BEGIN Supplied data
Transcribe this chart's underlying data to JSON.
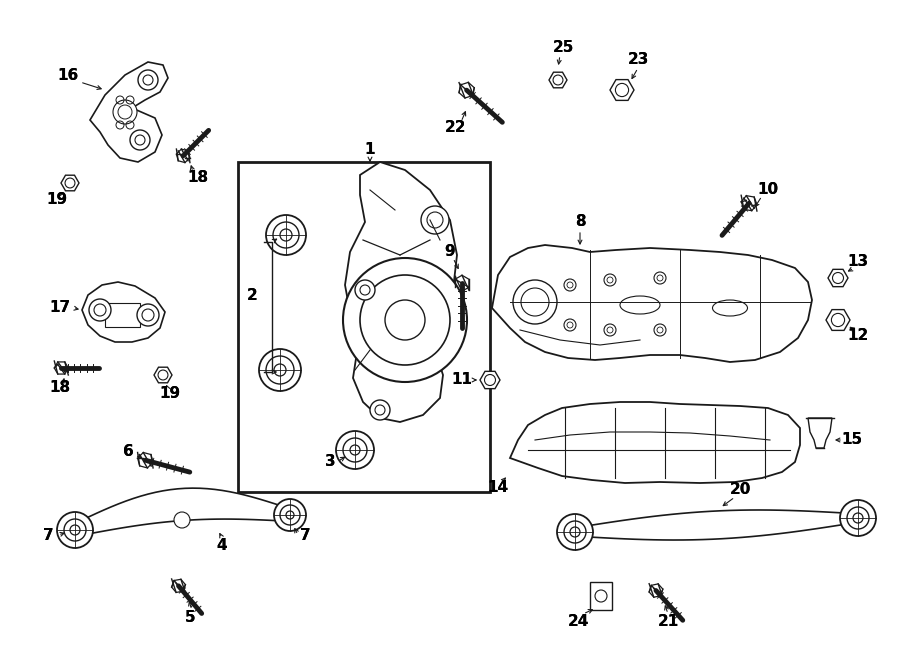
{
  "bg_color": "#ffffff",
  "line_color": "#1a1a1a",
  "fig_width": 9.0,
  "fig_height": 6.61,
  "dpi": 100
}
END Supplied data
**Exercise task**. Leave out all pictures, then copy the remaining material exactly.

**Response to this task**.
Transcribe this chart's underlying data to JSON.
{
  "bg_color": "#ffffff",
  "line_color": "#1a1a1a",
  "fig_width": 9.0,
  "fig_height": 6.61,
  "dpi": 100
}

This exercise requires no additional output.